Written exercise
Only a number is wanted. Count the lines holding the string "Return".

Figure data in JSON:
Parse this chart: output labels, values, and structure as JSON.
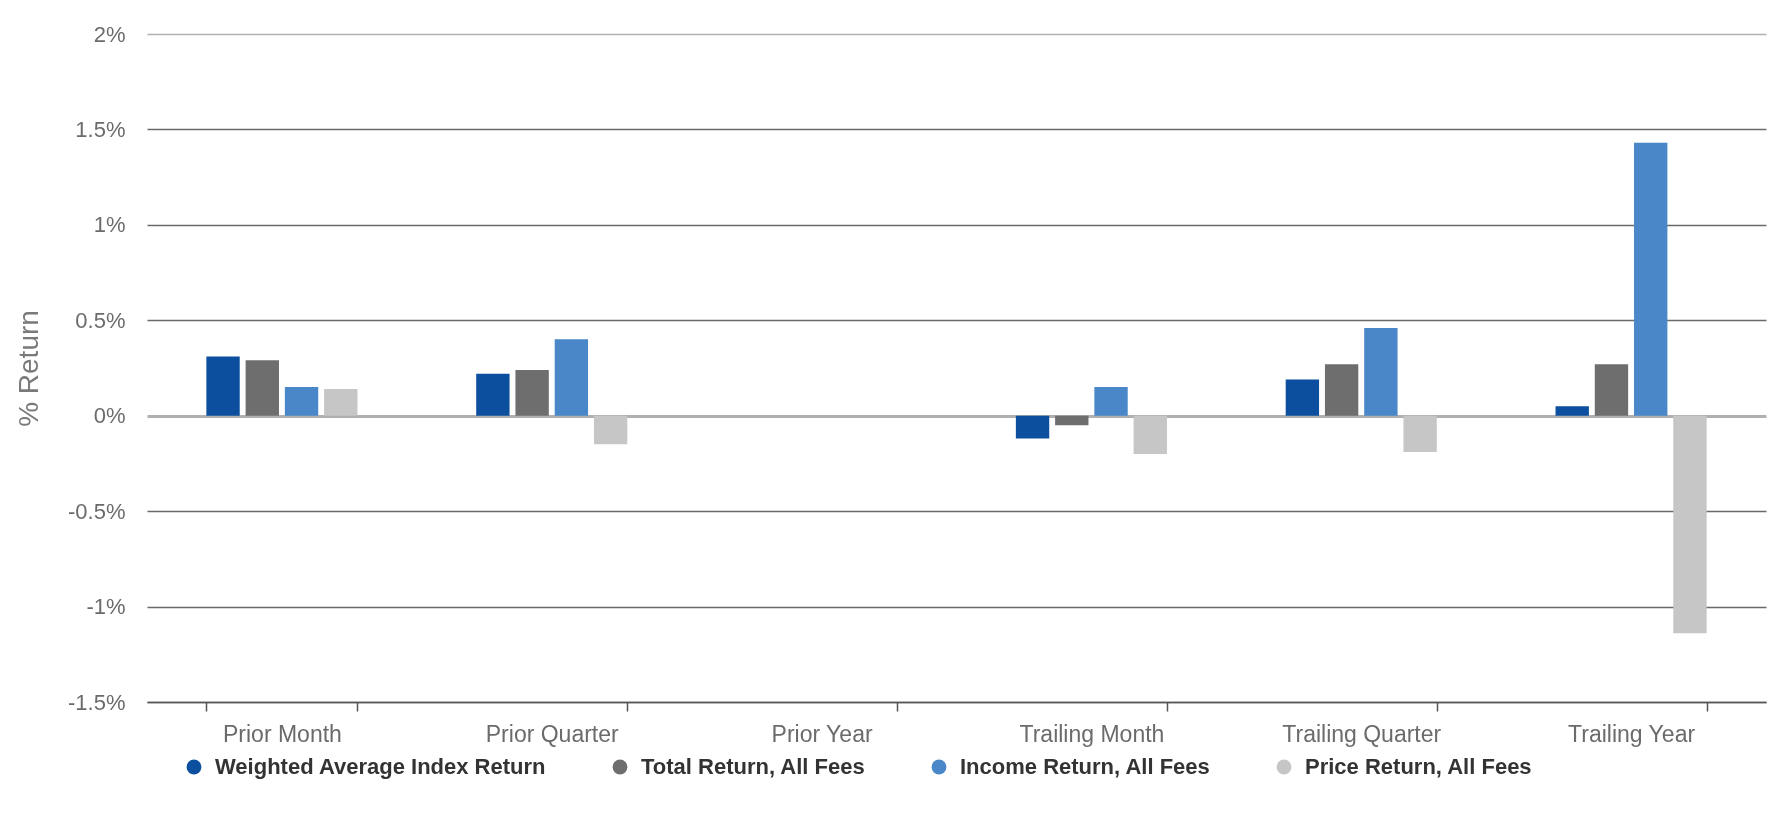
{
  "chart_data": {
    "type": "bar",
    "ylabel": "% Return",
    "categories": [
      "Prior Month",
      "Prior Quarter",
      "Prior Year",
      "Trailing Month",
      "Trailing Quarter",
      "Trailing Year"
    ],
    "series": [
      {
        "name": "Weighted Average Index Return",
        "color": "#0b4f9e",
        "values": [
          0.31,
          0.22,
          null,
          -0.12,
          0.19,
          0.05
        ]
      },
      {
        "name": "Total Return, All Fees",
        "color": "#6e6e6e",
        "values": [
          0.29,
          0.24,
          null,
          -0.05,
          0.27,
          0.27
        ]
      },
      {
        "name": "Income Return, All Fees",
        "color": "#4a87c9",
        "values": [
          0.15,
          0.4,
          null,
          0.15,
          0.46,
          1.43
        ]
      },
      {
        "name": "Price Return, All Fees",
        "color": "#c6c6c6",
        "values": [
          0.14,
          -0.15,
          null,
          -0.2,
          -0.19,
          -1.14
        ]
      }
    ],
    "ylim": [
      -1.5,
      2
    ],
    "yticks": [
      {
        "value": -1.5,
        "label": "-1.5%"
      },
      {
        "value": -1,
        "label": "-1%"
      },
      {
        "value": -0.5,
        "label": "-0.5%"
      },
      {
        "value": 0,
        "label": "0%"
      },
      {
        "value": 0.5,
        "label": "0.5%"
      },
      {
        "value": 1,
        "label": "1%"
      },
      {
        "value": 1.5,
        "label": "1.5%"
      },
      {
        "value": 2,
        "label": "2%"
      }
    ],
    "grid": "y",
    "legend": "bottom"
  }
}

Correct result
5